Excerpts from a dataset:
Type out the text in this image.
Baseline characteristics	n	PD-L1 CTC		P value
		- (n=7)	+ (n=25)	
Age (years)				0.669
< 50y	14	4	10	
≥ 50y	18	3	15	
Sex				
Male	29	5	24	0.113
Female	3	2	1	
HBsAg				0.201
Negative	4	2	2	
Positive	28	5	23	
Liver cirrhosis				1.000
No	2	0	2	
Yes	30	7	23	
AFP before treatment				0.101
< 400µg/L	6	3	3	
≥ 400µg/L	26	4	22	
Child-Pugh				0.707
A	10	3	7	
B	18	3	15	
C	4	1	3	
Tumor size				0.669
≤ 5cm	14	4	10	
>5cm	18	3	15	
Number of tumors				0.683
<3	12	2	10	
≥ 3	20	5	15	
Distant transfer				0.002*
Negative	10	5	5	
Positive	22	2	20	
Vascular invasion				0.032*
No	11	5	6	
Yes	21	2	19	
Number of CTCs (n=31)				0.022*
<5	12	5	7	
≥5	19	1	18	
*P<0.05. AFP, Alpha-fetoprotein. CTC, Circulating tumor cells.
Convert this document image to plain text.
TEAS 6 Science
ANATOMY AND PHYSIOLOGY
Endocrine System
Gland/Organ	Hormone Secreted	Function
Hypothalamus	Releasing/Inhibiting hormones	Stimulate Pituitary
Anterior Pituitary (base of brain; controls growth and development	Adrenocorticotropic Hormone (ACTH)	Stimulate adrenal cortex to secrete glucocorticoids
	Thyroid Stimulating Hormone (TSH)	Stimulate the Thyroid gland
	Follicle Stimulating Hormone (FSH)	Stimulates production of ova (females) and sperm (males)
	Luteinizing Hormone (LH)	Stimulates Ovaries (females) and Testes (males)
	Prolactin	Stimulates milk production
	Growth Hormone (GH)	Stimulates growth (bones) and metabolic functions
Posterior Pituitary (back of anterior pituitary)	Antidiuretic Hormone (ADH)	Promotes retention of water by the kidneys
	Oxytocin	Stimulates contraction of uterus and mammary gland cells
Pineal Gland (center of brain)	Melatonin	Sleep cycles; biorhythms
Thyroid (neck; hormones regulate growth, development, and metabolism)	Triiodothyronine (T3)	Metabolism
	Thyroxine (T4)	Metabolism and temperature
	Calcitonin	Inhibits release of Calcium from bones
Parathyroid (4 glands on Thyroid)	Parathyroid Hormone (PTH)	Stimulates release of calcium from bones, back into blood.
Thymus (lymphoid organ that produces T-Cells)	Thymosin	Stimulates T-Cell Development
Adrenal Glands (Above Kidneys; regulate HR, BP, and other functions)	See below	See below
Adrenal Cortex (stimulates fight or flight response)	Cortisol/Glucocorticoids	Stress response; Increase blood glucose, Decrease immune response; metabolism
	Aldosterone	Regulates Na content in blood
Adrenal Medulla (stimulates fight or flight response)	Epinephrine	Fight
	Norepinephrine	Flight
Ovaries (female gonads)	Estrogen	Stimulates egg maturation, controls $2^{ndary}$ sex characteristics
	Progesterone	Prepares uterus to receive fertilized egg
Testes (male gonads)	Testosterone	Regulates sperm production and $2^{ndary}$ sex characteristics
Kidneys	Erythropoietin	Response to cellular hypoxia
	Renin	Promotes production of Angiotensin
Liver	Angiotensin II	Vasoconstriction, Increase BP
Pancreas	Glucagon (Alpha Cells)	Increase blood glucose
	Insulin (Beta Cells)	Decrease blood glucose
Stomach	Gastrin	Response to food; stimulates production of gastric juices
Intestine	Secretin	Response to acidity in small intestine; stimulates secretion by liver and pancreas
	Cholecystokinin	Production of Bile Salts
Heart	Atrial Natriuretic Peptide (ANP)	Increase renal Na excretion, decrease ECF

* [WHAT YOU SHOULD DO]
Find every line of the data that includes the string "fight". Copy each of those lines.

* [REPLY]
Adrenal Cortex (stimulates fight or flight response)	Cortisol/Glucocorticoids	Stress response; Increase blood glucose, Decrease immune response; metabolism
Adrenal Medulla (stimulates fight or flight response)	Epinephrine	Fight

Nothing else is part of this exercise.